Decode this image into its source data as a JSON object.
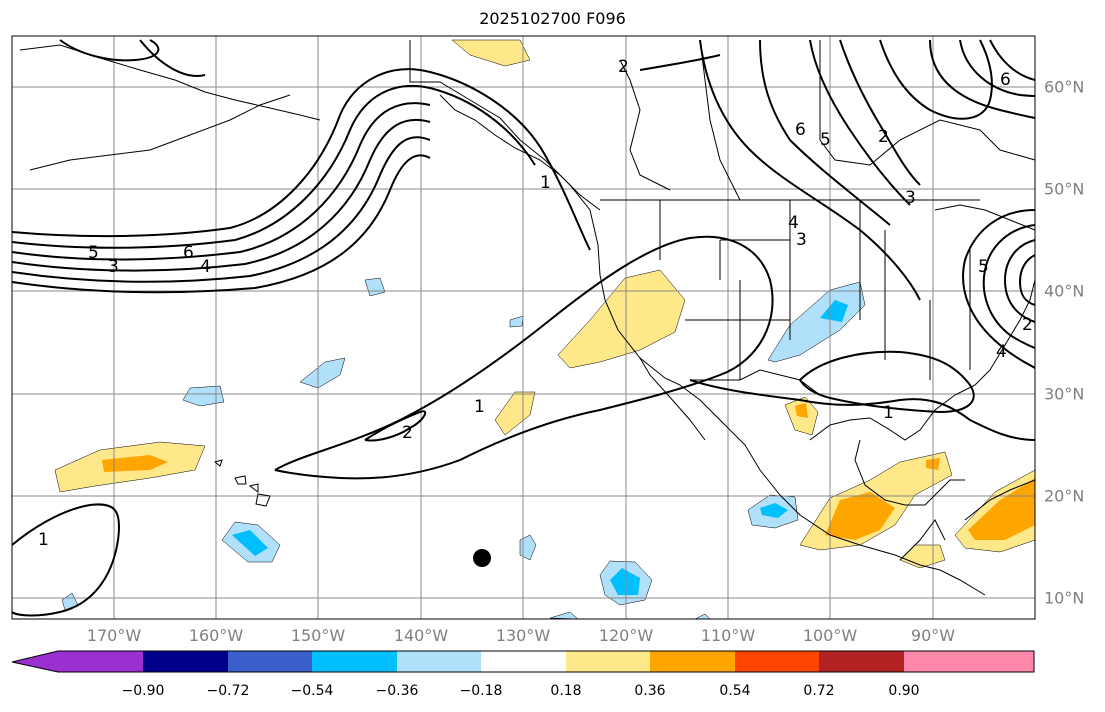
{
  "title": "2025102700 F096",
  "longitude_labels": [
    "170°W",
    "160°W",
    "150°W",
    "140°W",
    "130°W",
    "120°W",
    "110°W",
    "100°W",
    "90°W"
  ],
  "latitude_labels": [
    "60°N",
    "50°N",
    "40°N",
    "30°N",
    "20°N",
    "10°N"
  ],
  "contour_labels": [
    "1",
    "1",
    "1",
    "2",
    "2",
    "2",
    "3",
    "3",
    "3",
    "4",
    "4",
    "4",
    "5",
    "5",
    "5",
    "6",
    "6",
    "6",
    "1",
    "2"
  ],
  "colorbar": {
    "tick_labels": [
      "−0.90",
      "−0.72",
      "−0.54",
      "−0.36",
      "−0.18",
      "0.18",
      "0.36",
      "0.54",
      "0.72",
      "0.90"
    ],
    "colors": [
      "#9b30d0",
      "#00008b",
      "#3a5fcd",
      "#00bfff",
      "#b0e0fa",
      "#ffffff",
      "#ffe88a",
      "#ffa500",
      "#ff4500",
      "#b22222",
      "#ff88aa"
    ]
  },
  "marker": {
    "label": "black dot",
    "lon": -134,
    "lat": 14
  },
  "colors": {
    "grid": "#888888",
    "contour": "#000000",
    "positive_light": "#ffe88a",
    "positive_mid": "#ffa500",
    "negative_light": "#b0e0fa",
    "negative_mid": "#00bfff"
  }
}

-=-=-=-=-

→ **Objective**: Extract the full listing exactly, with the pictures left out.

→ **Written reply**:
Decode this image into its source data as a JSON object.
{
  "title": "2025102700 F096",
  "longitude_labels": [
    "170°W",
    "160°W",
    "150°W",
    "140°W",
    "130°W",
    "120°W",
    "110°W",
    "100°W",
    "90°W"
  ],
  "latitude_labels": [
    "60°N",
    "50°N",
    "40°N",
    "30°N",
    "20°N",
    "10°N"
  ],
  "contour_labels": [
    "1",
    "1",
    "1",
    "2",
    "2",
    "2",
    "3",
    "3",
    "3",
    "4",
    "4",
    "4",
    "5",
    "5",
    "5",
    "6",
    "6",
    "6",
    "1",
    "2"
  ],
  "colorbar": {
    "tick_labels": [
      "−0.90",
      "−0.72",
      "−0.54",
      "−0.36",
      "−0.18",
      "0.18",
      "0.36",
      "0.54",
      "0.72",
      "0.90"
    ],
    "colors": [
      "#9b30d0",
      "#00008b",
      "#3a5fcd",
      "#00bfff",
      "#b0e0fa",
      "#ffffff",
      "#ffe88a",
      "#ffa500",
      "#ff4500",
      "#b22222",
      "#ff88aa"
    ]
  },
  "marker": {
    "label": "black dot",
    "lon": -134,
    "lat": 14
  },
  "colors": {
    "grid": "#888888",
    "contour": "#000000",
    "positive_light": "#ffe88a",
    "positive_mid": "#ffa500",
    "negative_light": "#b0e0fa",
    "negative_mid": "#00bfff"
  }
}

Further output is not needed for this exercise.